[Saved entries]
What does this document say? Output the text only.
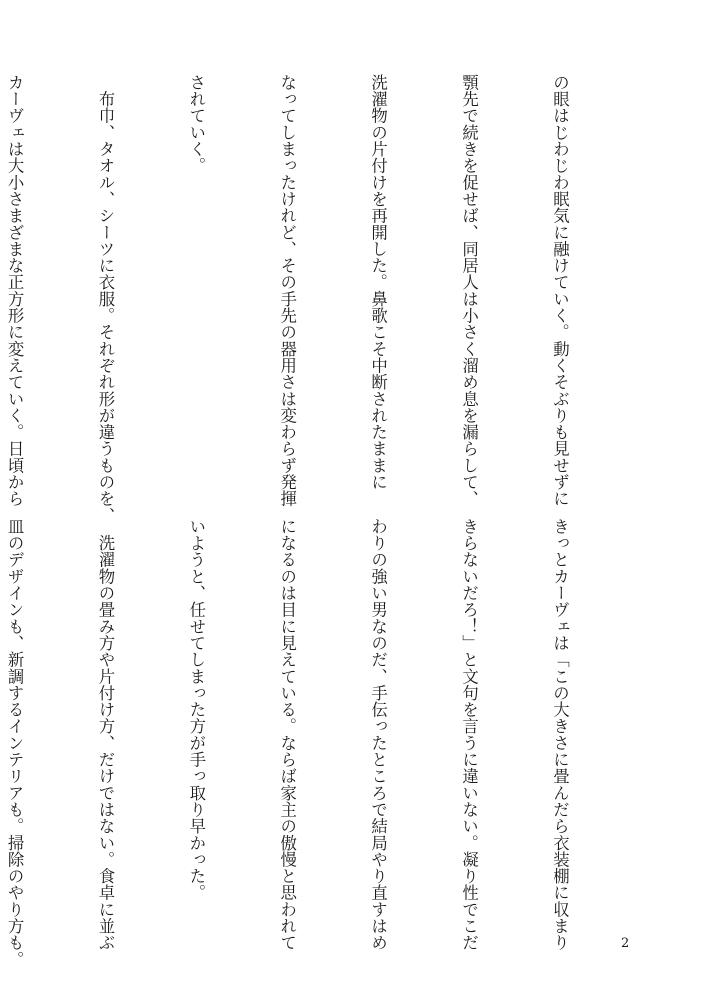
の眼はじわじわ眠気に融けていく。動くそぶりも見せずに

顎先で続きを促せば、同居人は小さく溜め息を漏らして、

洗濯物の片付けを再開した。鼻歌こそ中断されたままに

なってしまったけれど、その手先の器用さは変わらず発揮

されていく。

　布巾、タオル、シーツに衣服。それぞれ形が違うものを、

カーヴェは大小さまざまな正方形に変えていく。日頃から

きっとカーヴェは「この大きさに畳んだら衣装棚に収まり

きらないだろ！」と文句を言うに違いない。凝り性でこだ

わりの強い男なのだ、手伝ったところで結局やり直すはめ

になるのは目に見えている。ならば家主の傲慢と思われて

いようと、任せてしまった方が手っ取り早かった。

　洗濯物の畳み方や片付け方、だけではない。食卓に並ぶ

皿のデザインも、新調するインテリアも。掃除のやり方も。

	2
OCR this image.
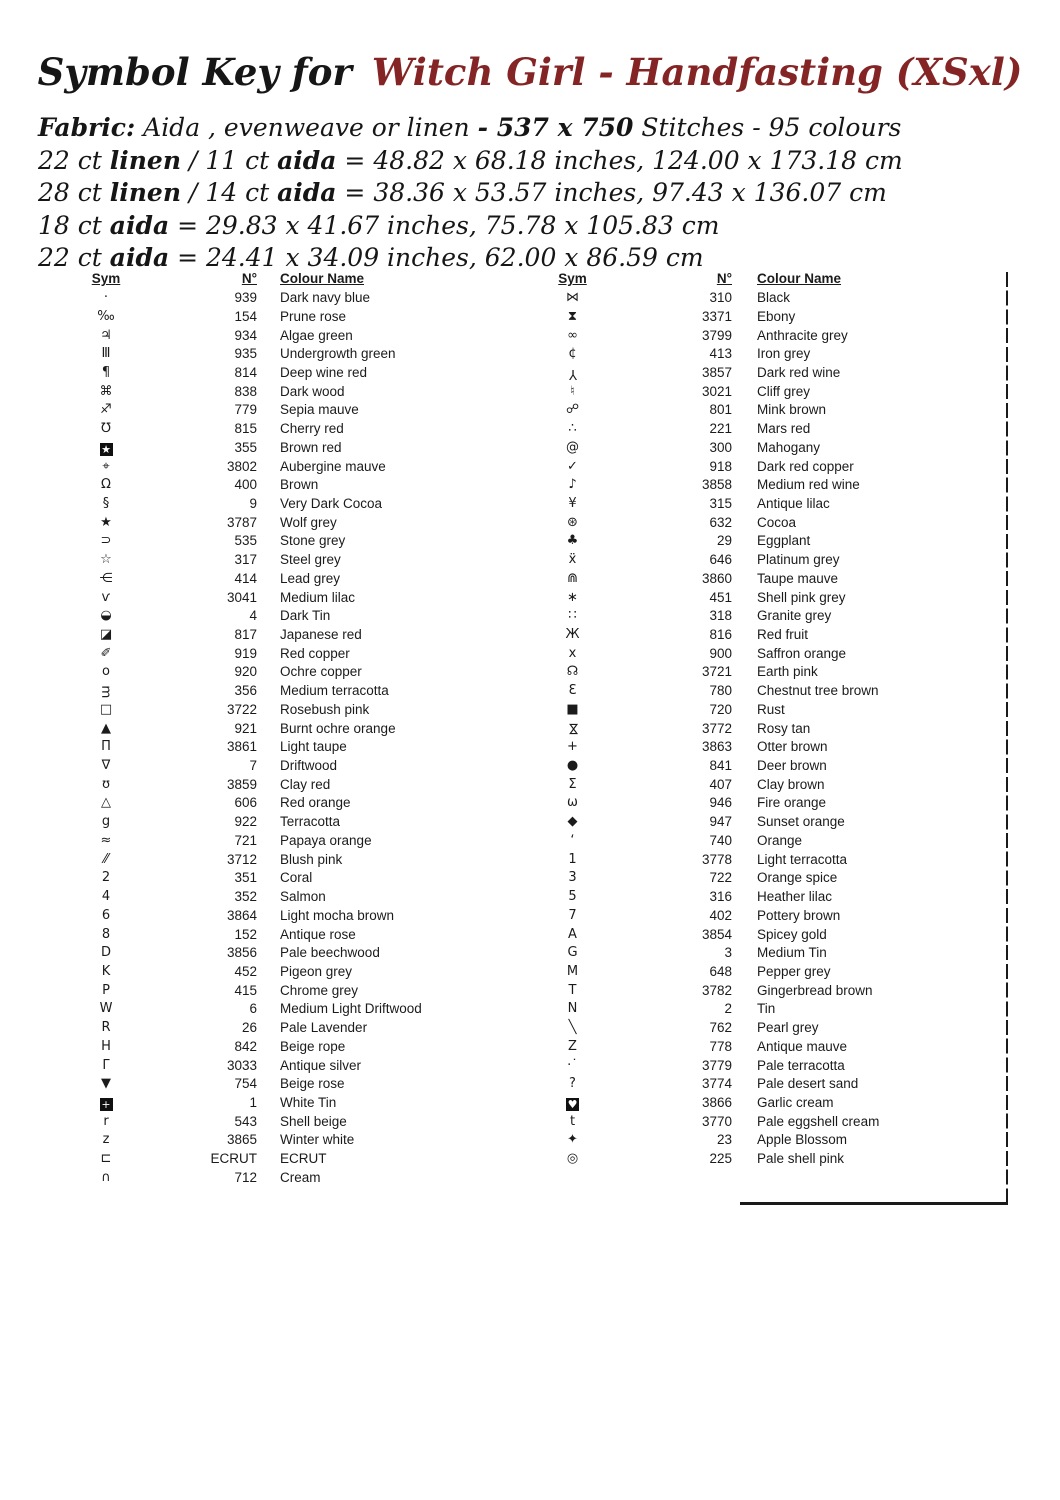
Symbol Key for Witch Girl - Handfasting (XSxl)
Fabric: Aida , evenweave or linen - 537 x 750 Stitches - 95 colours
22 ct linen / 11 ct aida = 48.82 x 68.18 inches, 124.00 x 173.18 cm
28 ct linen / 14 ct aida = 38.36 x 53.57 inches, 97.43 x 136.07 cm
18 ct aida = 29.83 x 41.67 inches, 75.78 x 105.83 cm
22 ct aida = 24.41 x 34.09 inches, 62.00 x 86.59 cm
Sym	N° Colour Name
·	939 Dark navy blue
‰	154 Prune rose
♃	934 Algae green
Ⅲ	935 Undergrowth green
¶	814 Deep wine red
⌘	838 Dark wood
♐	779 Sepia mauve
℧	815 Cherry red
★	355 Brown red
⌖	3802 Aubergine mauve
Ω	400 Brown
§	9 Very Dark Cocoa
★	3787 Wolf grey
⊃	535 Stone grey
☆	317 Steel grey
⋲	414 Lead grey
ѵ	3041 Medium lilac
◒	4 Dark Tin
◪	817 Japanese red
✐	919 Red copper
o	920 Ochre copper
ᴟ	356 Medium terracotta
□	3722 Rosebush pink
▲	921 Burnt ochre orange
Π	3861 Light taupe
∇	7 Driftwood
ʊ	3859 Clay red
△	606 Red orange
g	922 Terracotta
≈	721 Papaya orange
⁄⁄	3712 Blush pink
2	351 Coral
4	352 Salmon
6	3864 Light mocha brown
8	152 Antique rose
D	3856 Pale beechwood
K	452 Pigeon grey
P	415 Chrome grey
W	6 Medium Light Driftwood
R	26 Pale Lavender
H	842 Beige rope
Γ	3033 Antique silver
▼	754 Beige rose
+	1 White Tin
r	543 Shell beige
z	3865 Winter white
⊏	ECRUT ECRUT
∩	712 Cream
Sym	N° Colour Name
⋈	310 Black
⧗	3371 Ebony
∞	3799 Anthracite grey
¢	413 Iron grey
Y	3857 Dark red wine
♮	3021 Cliff grey
☍	801 Mink brown
∴	221 Mars red
@	300 Mahogany
✓	918 Dark red copper
♪	3858 Medium red wine
¥	315 Antique lilac
⊛	632 Cocoa
♣	29 Eggplant
ẍ	646 Platinum grey
⋒	3860 Taupe mauve
∗	451 Shell pink grey
∷	318 Granite grey
Ж	816 Red fruit
x	900 Saffron orange
☊	3721 Earth pink
Ɛ	780 Chestnut tree brown
■	720 Rust
⋈	3772 Rosy tan
+	3863 Otter brown
●	841 Deer brown
Σ	407 Clay brown
ω	946 Fire orange
◆	947 Sunset orange
ʻ	740 Orange
1	3778 Light terracotta
3	722 Orange spice
5	316 Heather lilac
7	402 Pottery brown
A	3854 Spicey gold
G	3 Medium Tin
M	648 Pepper grey
T	3782 Gingerbread brown
N	2 Tin
╲	762 Pearl grey
Z	778 Antique mauve
·˙	3779 Pale terracotta
?	3774 Pale desert sand
♥	3866 Garlic cream
t	3770 Pale eggshell cream
✦	23 Apple Blossom
◎	225 Pale shell pink
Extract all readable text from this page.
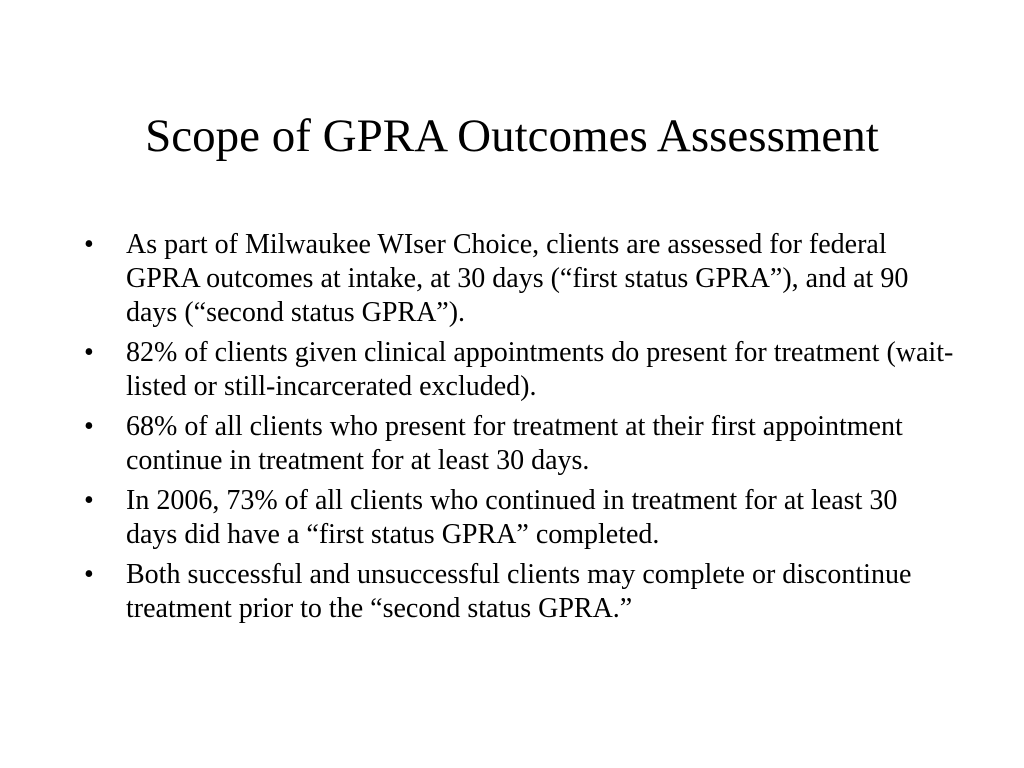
Scope of GPRA Outcomes Assessment
•	As part of Milwaukee WIser Choice, clients are assessed for federal GPRA outcomes at intake, at 30 days (“first status GPRA”), and at 90 days (“second status GPRA”).
•	82% of clients given clinical appointments do present for treatment (wait-listed or still-incarcerated excluded).
•	68% of all clients who present for treatment at their first appointment continue in treatment for at least 30 days.
•	In 2006, 73% of all clients who continued in treatment for at least 30 days did have a “first status GPRA” completed.
•	Both successful and unsuccessful clients may complete or discontinue treatment prior to the “second status GPRA.”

### DO THIS
Pictures are not part of the copy; reproduce everything else in the records exactly.

### SOLVED EXERCISE
What does this document say? Output the text only.
の眼はじわじわ眠気に融けていく。動くそぶりも見せずに

顎先で続きを促せば、同居人は小さく溜め息を漏らして、

洗濯物の片付けを再開した。鼻歌こそ中断されたままに

なってしまったけれど、その手先の器用さは変わらず発揮

されていく。

　布巾、タオル、シーツに衣服。それぞれ形が違うものを、

カーヴェは大小さまざまな正方形に変えていく。日頃から

きっとカーヴェは「この大きさに畳んだら衣装棚に収まり

きらないだろ！」と文句を言うに違いない。凝り性でこだ

わりの強い男なのだ、手伝ったところで結局やり直すはめ

になるのは目に見えている。ならば家主の傲慢と思われて

いようと、任せてしまった方が手っ取り早かった。

　洗濯物の畳み方や片付け方、だけではない。食卓に並ぶ

皿のデザインも、新調するインテリアも。掃除のやり方も。

	2
OCR this image.
Symbol Key for Witch Girl - Handfasting (XSxl)
Fabric: Aida , evenweave or linen - 537 x 750 Stitches - 95 colours
22 ct linen / 11 ct aida = 48.82 x 68.18 inches, 124.00 x 173.18 cm
28 ct linen / 14 ct aida = 38.36 x 53.57 inches, 97.43 x 136.07 cm
18 ct aida = 29.83 x 41.67 inches, 75.78 x 105.83 cm
22 ct aida = 24.41 x 34.09 inches, 62.00 x 86.59 cm
Sym	N° Colour Name
·	939 Dark navy blue
‰	154 Prune rose
♃	934 Algae green
Ⅲ	935 Undergrowth green
¶	814 Deep wine red
⌘	838 Dark wood
♐	779 Sepia mauve
℧	815 Cherry red
★	355 Brown red
⌖	3802 Aubergine mauve
Ω	400 Brown
§	9 Very Dark Cocoa
★	3787 Wolf grey
⊃	535 Stone grey
☆	317 Steel grey
⋲	414 Lead grey
ѵ	3041 Medium lilac
◒	4 Dark Tin
◪	817 Japanese red
✐	919 Red copper
o	920 Ochre copper
ᴟ	356 Medium terracotta
□	3722 Rosebush pink
▲	921 Burnt ochre orange
Π	3861 Light taupe
∇	7 Driftwood
ʊ	3859 Clay red
△	606 Red orange
g	922 Terracotta
≈	721 Papaya orange
⁄⁄	3712 Blush pink
2	351 Coral
4	352 Salmon
6	3864 Light mocha brown
8	152 Antique rose
D	3856 Pale beechwood
K	452 Pigeon grey
P	415 Chrome grey
W	6 Medium Light Driftwood
R	26 Pale Lavender
H	842 Beige rope
Γ	3033 Antique silver
▼	754 Beige rose
+	1 White Tin
r	543 Shell beige
z	3865 Winter white
⊏	ECRUT ECRUT
∩	712 Cream
Sym	N° Colour Name
⋈	310 Black
⧗	3371 Ebony
∞	3799 Anthracite grey
¢	413 Iron grey
Y	3857 Dark red wine
♮	3021 Cliff grey
☍	801 Mink brown
∴	221 Mars red
@	300 Mahogany
✓	918 Dark red copper
♪	3858 Medium red wine
¥	315 Antique lilac
⊛	632 Cocoa
♣	29 Eggplant
ẍ	646 Platinum grey
⋒	3860 Taupe mauve
∗	451 Shell pink grey
∷	318 Granite grey
Ж	816 Red fruit
x	900 Saffron orange
☊	3721 Earth pink
Ɛ	780 Chestnut tree brown
■	720 Rust
⋈	3772 Rosy tan
+	3863 Otter brown
●	841 Deer brown
Σ	407 Clay brown
ω	946 Fire orange
◆	947 Sunset orange
ʻ	740 Orange
1	3778 Light terracotta
3	722 Orange spice
5	316 Heather lilac
7	402 Pottery brown
A	3854 Spicey gold
G	3 Medium Tin
M	648 Pepper grey
T	3782 Gingerbread brown
N	2 Tin
╲	762 Pearl grey
Z	778 Antique mauve
·˙	3779 Pale terracotta
?	3774 Pale desert sand
♥	3866 Garlic cream
t	3770 Pale eggshell cream
✦	23 Apple Blossom
◎	225 Pale shell pink
Extract all readable text from this page.
Scope of GPRA Outcomes Assessment
•	As part of Milwaukee WIser Choice, clients are assessed for federal GPRA outcomes at intake, at 30 days (“first status GPRA”), and at 90 days (“second status GPRA”).
•	82% of clients given clinical appointments do present for treatment (wait-listed or still-incarcerated excluded).
•	68% of all clients who present for treatment at their first appointment continue in treatment for at least 30 days.
•	In 2006, 73% of all clients who continued in treatment for at least 30 days did have a “first status GPRA” completed.
•	Both successful and unsuccessful clients may complete or discontinue treatment prior to the “second status GPRA.”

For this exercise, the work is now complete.